▶ **Stated task**
Reproduce the data below in full and exclude every picture.

▶ **Source data**
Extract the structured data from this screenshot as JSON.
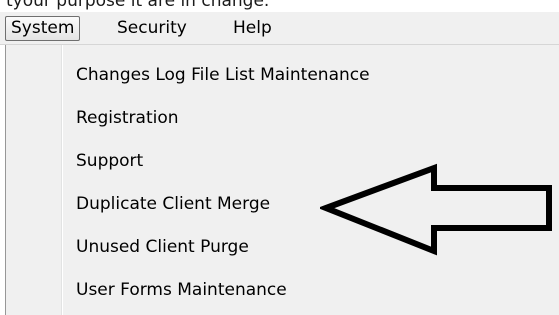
{
  "caption": "tyour purpose it are in change.",
  "menubar": {
    "items": [
      {
        "label": "System",
        "open": true
      },
      {
        "label": "Security"
      },
      {
        "label": "Help"
      }
    ]
  },
  "system_menu": {
    "items": [
      {
        "label": "Changes Log File List Maintenance"
      },
      {
        "label": "Registration"
      },
      {
        "label": "Support"
      },
      {
        "label": "Duplicate Client Merge",
        "annotated": true
      },
      {
        "label": "Unused Client Purge"
      },
      {
        "label": "User Forms Maintenance"
      }
    ]
  },
  "annotation": {
    "icon": "arrow-left-icon",
    "color": "#000000"
  }
}
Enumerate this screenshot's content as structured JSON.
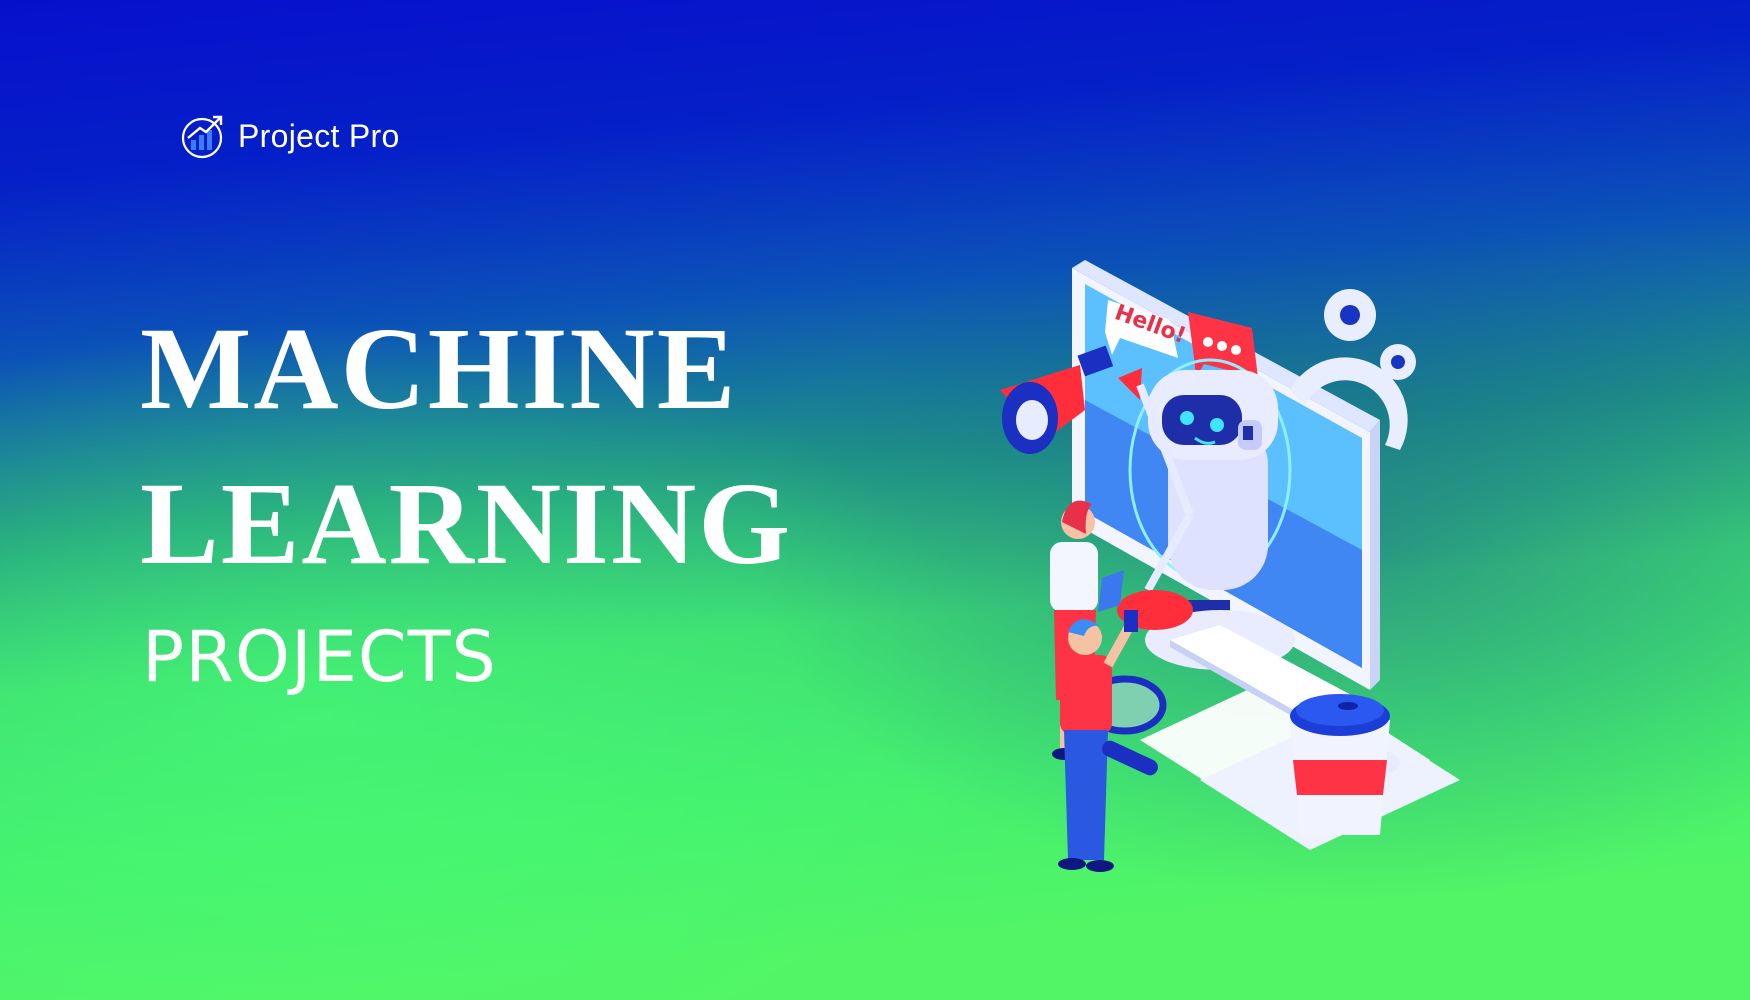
{
  "brand": {
    "name": "Project Pro",
    "logo_icon": "rising-bar-chart-logo-icon"
  },
  "headline": {
    "line1": "MACHINE",
    "line2": "LEARNING",
    "subline": "PROJECTS"
  },
  "illustration": {
    "speech_bubble_text": "Hello!",
    "chat_bubble_icon": "chat-dots-icon"
  },
  "colors": {
    "top": "#0610c8",
    "bottom": "#3ff56a",
    "text": "#ffffff",
    "accent_red": "#ff3346"
  }
}
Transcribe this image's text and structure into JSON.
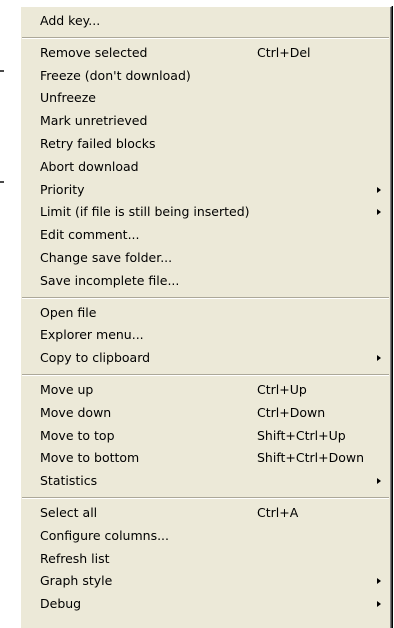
{
  "menu": {
    "group1": [
      {
        "label": "Add key...",
        "shortcut": "",
        "submenu": false
      }
    ],
    "group2": [
      {
        "label": "Remove selected",
        "shortcut": "Ctrl+Del",
        "submenu": false
      },
      {
        "label": "Freeze (don't download)",
        "shortcut": "",
        "submenu": false
      },
      {
        "label": "Unfreeze",
        "shortcut": "",
        "submenu": false
      },
      {
        "label": "Mark unretrieved",
        "shortcut": "",
        "submenu": false
      },
      {
        "label": "Retry failed blocks",
        "shortcut": "",
        "submenu": false
      },
      {
        "label": "Abort download",
        "shortcut": "",
        "submenu": false
      },
      {
        "label": "Priority",
        "shortcut": "",
        "submenu": true
      },
      {
        "label": "Limit (if file is still being inserted)",
        "shortcut": "",
        "submenu": true
      },
      {
        "label": "Edit comment...",
        "shortcut": "",
        "submenu": false
      },
      {
        "label": "Change save folder...",
        "shortcut": "",
        "submenu": false
      },
      {
        "label": "Save incomplete file...",
        "shortcut": "",
        "submenu": false
      }
    ],
    "group3": [
      {
        "label": "Open file",
        "shortcut": "",
        "submenu": false
      },
      {
        "label": "Explorer menu...",
        "shortcut": "",
        "submenu": false
      },
      {
        "label": "Copy to clipboard",
        "shortcut": "",
        "submenu": true
      }
    ],
    "group4": [
      {
        "label": "Move up",
        "shortcut": "Ctrl+Up",
        "submenu": false
      },
      {
        "label": "Move down",
        "shortcut": "Ctrl+Down",
        "submenu": false
      },
      {
        "label": "Move to top",
        "shortcut": "Shift+Ctrl+Up",
        "submenu": false
      },
      {
        "label": "Move to bottom",
        "shortcut": "Shift+Ctrl+Down",
        "submenu": false
      },
      {
        "label": "Statistics",
        "shortcut": "",
        "submenu": true
      }
    ],
    "group5": [
      {
        "label": "Select all",
        "shortcut": "Ctrl+A",
        "submenu": false
      },
      {
        "label": "Configure columns...",
        "shortcut": "",
        "submenu": false
      },
      {
        "label": "Refresh list",
        "shortcut": "",
        "submenu": false
      },
      {
        "label": "Graph style",
        "shortcut": "",
        "submenu": true
      },
      {
        "label": "Debug",
        "shortcut": "",
        "submenu": true
      }
    ]
  }
}
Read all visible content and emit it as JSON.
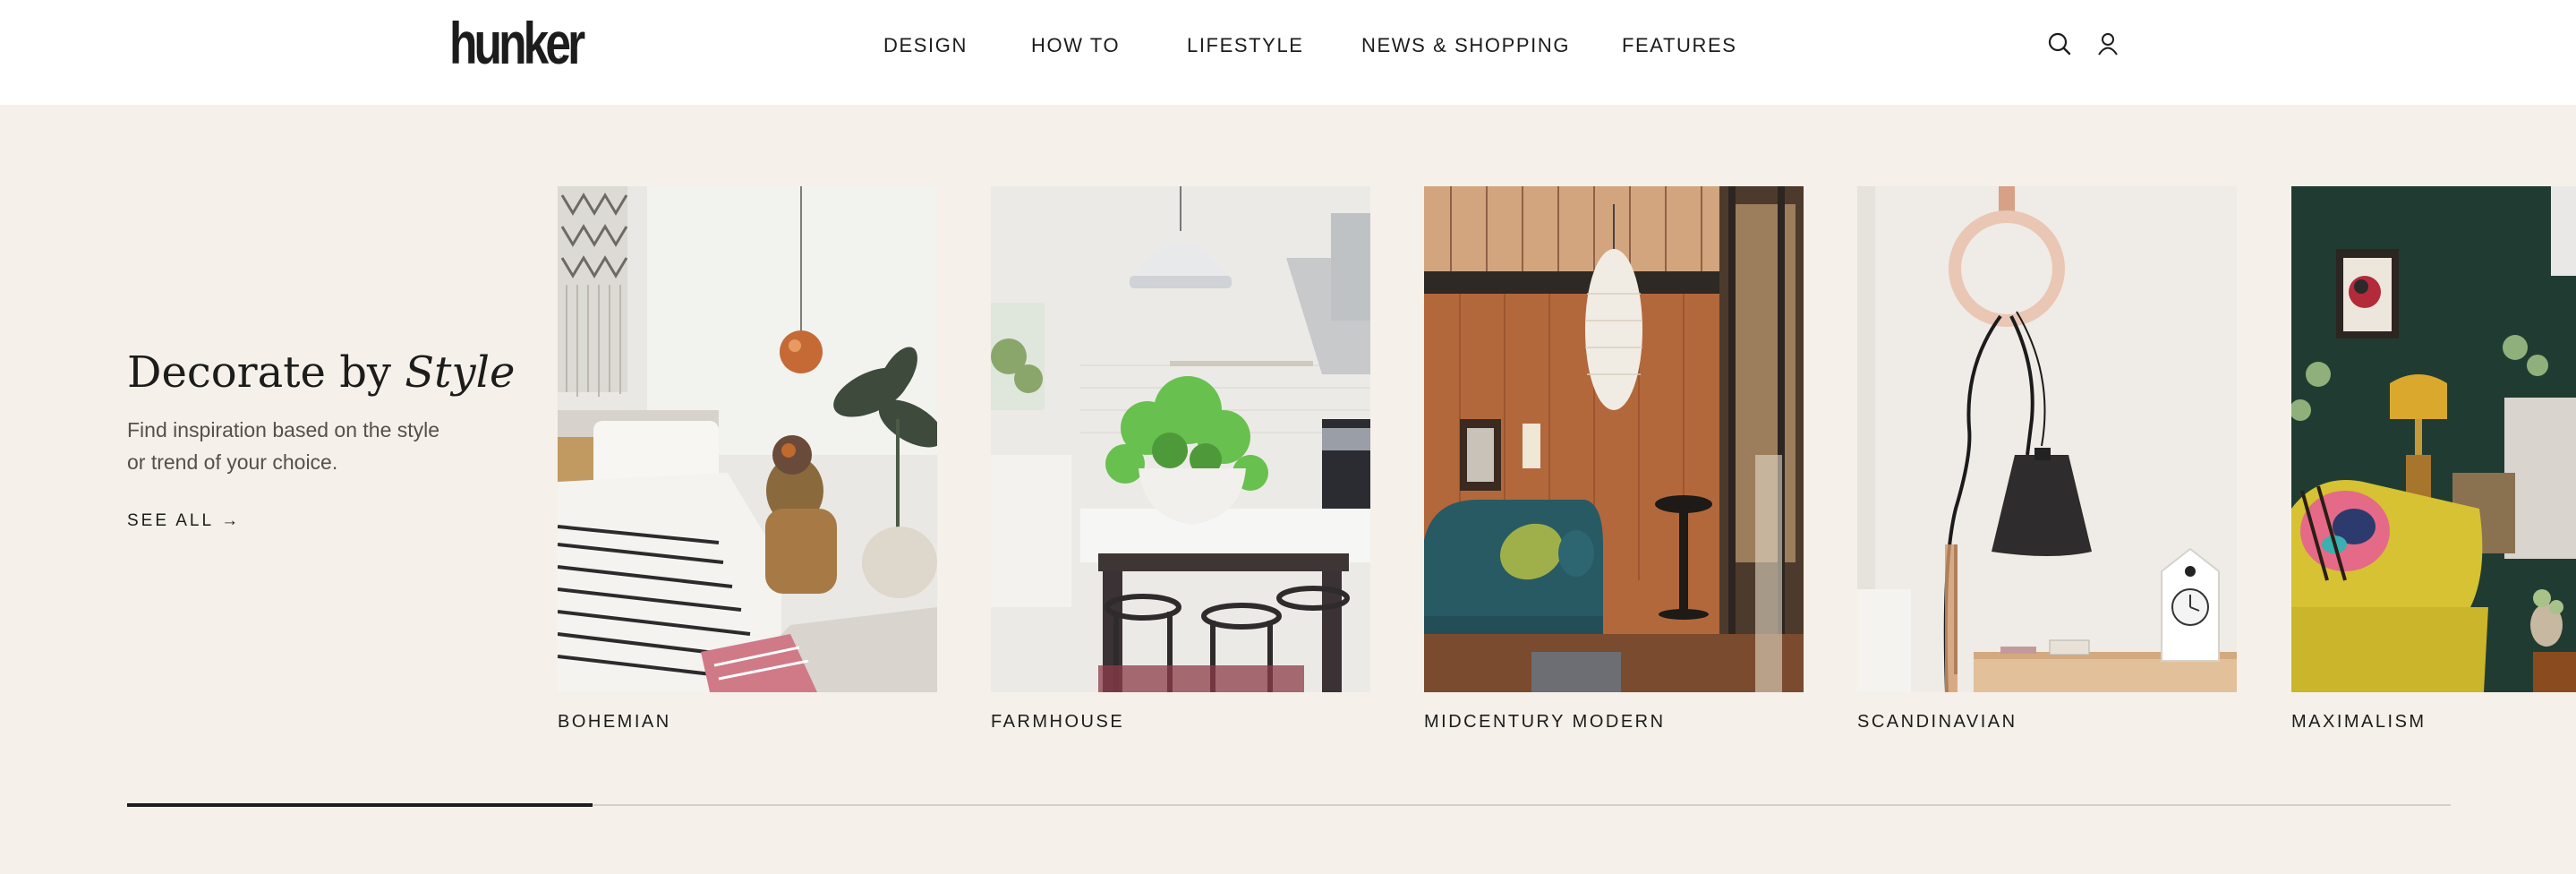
{
  "header": {
    "logo": "hunker",
    "logo_tm": "™",
    "nav": [
      {
        "label": "DESIGN"
      },
      {
        "label": "HOW TO"
      },
      {
        "label": "LIFESTYLE"
      },
      {
        "label": "NEWS & SHOPPING"
      },
      {
        "label": "FEATURES"
      }
    ],
    "icons": [
      "search-icon",
      "user-icon"
    ]
  },
  "intro": {
    "title_plain": "Decorate by ",
    "title_italic": "Style",
    "description": "Find inspiration based on the style or trend of your choice.",
    "see_all": "SEE ALL",
    "arrow": "→"
  },
  "cards": [
    {
      "label": "BOHEMIAN"
    },
    {
      "label": "FARMHOUSE"
    },
    {
      "label": "MIDCENTURY MODERN"
    },
    {
      "label": "SCANDINAVIAN"
    },
    {
      "label": "MAXIMALISM"
    }
  ],
  "colors": {
    "background": "#f5f0e9",
    "header": "#ffffff",
    "text": "#1c1c1c"
  }
}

▶ **Response to this exercise**
Extract the structured data from this screenshot as JSON.
{
  "caption": "tyour purpose it are in change.",
  "menubar": {
    "items": [
      {
        "label": "System",
        "open": true
      },
      {
        "label": "Security"
      },
      {
        "label": "Help"
      }
    ]
  },
  "system_menu": {
    "items": [
      {
        "label": "Changes Log File List Maintenance"
      },
      {
        "label": "Registration"
      },
      {
        "label": "Support"
      },
      {
        "label": "Duplicate Client Merge",
        "annotated": true
      },
      {
        "label": "Unused Client Purge"
      },
      {
        "label": "User Forms Maintenance"
      }
    ]
  },
  "annotation": {
    "icon": "arrow-left-icon",
    "color": "#000000"
  }
}
Enumerate this screenshot's content as structured JSON.
{
  "brand": {
    "name": "Project Pro",
    "logo_icon": "rising-bar-chart-logo-icon"
  },
  "headline": {
    "line1": "MACHINE",
    "line2": "LEARNING",
    "subline": "PROJECTS"
  },
  "illustration": {
    "speech_bubble_text": "Hello!",
    "chat_bubble_icon": "chat-dots-icon"
  },
  "colors": {
    "top": "#0610c8",
    "bottom": "#3ff56a",
    "text": "#ffffff",
    "accent_red": "#ff3346"
  }
}
Transcribe this image's text and structure into JSON.
{
  "menu": {
    "group1": [
      {
        "label": "Add key...",
        "shortcut": "",
        "submenu": false
      }
    ],
    "group2": [
      {
        "label": "Remove selected",
        "shortcut": "Ctrl+Del",
        "submenu": false
      },
      {
        "label": "Freeze (don't download)",
        "shortcut": "",
        "submenu": false
      },
      {
        "label": "Unfreeze",
        "shortcut": "",
        "submenu": false
      },
      {
        "label": "Mark unretrieved",
        "shortcut": "",
        "submenu": false
      },
      {
        "label": "Retry failed blocks",
        "shortcut": "",
        "submenu": false
      },
      {
        "label": "Abort download",
        "shortcut": "",
        "submenu": false
      },
      {
        "label": "Priority",
        "shortcut": "",
        "submenu": true
      },
      {
        "label": "Limit (if file is still being inserted)",
        "shortcut": "",
        "submenu": true
      },
      {
        "label": "Edit comment...",
        "shortcut": "",
        "submenu": false
      },
      {
        "label": "Change save folder...",
        "shortcut": "",
        "submenu": false
      },
      {
        "label": "Save incomplete file...",
        "shortcut": "",
        "submenu": false
      }
    ],
    "group3": [
      {
        "label": "Open file",
        "shortcut": "",
        "submenu": false
      },
      {
        "label": "Explorer menu...",
        "shortcut": "",
        "submenu": false
      },
      {
        "label": "Copy to clipboard",
        "shortcut": "",
        "submenu": true
      }
    ],
    "group4": [
      {
        "label": "Move up",
        "shortcut": "Ctrl+Up",
        "submenu": false
      },
      {
        "label": "Move down",
        "shortcut": "Ctrl+Down",
        "submenu": false
      },
      {
        "label": "Move to top",
        "shortcut": "Shift+Ctrl+Up",
        "submenu": false
      },
      {
        "label": "Move to bottom",
        "shortcut": "Shift+Ctrl+Down",
        "submenu": false
      },
      {
        "label": "Statistics",
        "shortcut": "",
        "submenu": true
      }
    ],
    "group5": [
      {
        "label": "Select all",
        "shortcut": "Ctrl+A",
        "submenu": false
      },
      {
        "label": "Configure columns...",
        "shortcut": "",
        "submenu": false
      },
      {
        "label": "Refresh list",
        "shortcut": "",
        "submenu": false
      },
      {
        "label": "Graph style",
        "shortcut": "",
        "submenu": true
      },
      {
        "label": "Debug",
        "shortcut": "",
        "submenu": true
      }
    ]
  }
}
Read all visible content and emit it as JSON.
{
  "header": {
    "logo": "hunker",
    "logo_tm": "™",
    "nav": [
      {
        "label": "DESIGN"
      },
      {
        "label": "HOW TO"
      },
      {
        "label": "LIFESTYLE"
      },
      {
        "label": "NEWS & SHOPPING"
      },
      {
        "label": "FEATURES"
      }
    ],
    "icons": [
      "search-icon",
      "user-icon"
    ]
  },
  "intro": {
    "title_plain": "Decorate by ",
    "title_italic": "Style",
    "description": "Find inspiration based on the style or trend of your choice.",
    "see_all": "SEE ALL",
    "arrow": "→"
  },
  "cards": [
    {
      "label": "BOHEMIAN"
    },
    {
      "label": "FARMHOUSE"
    },
    {
      "label": "MIDCENTURY MODERN"
    },
    {
      "label": "SCANDINAVIAN"
    },
    {
      "label": "MAXIMALISM"
    }
  ],
  "colors": {
    "background": "#f5f0e9",
    "header": "#ffffff",
    "text": "#1c1c1c"
  }
}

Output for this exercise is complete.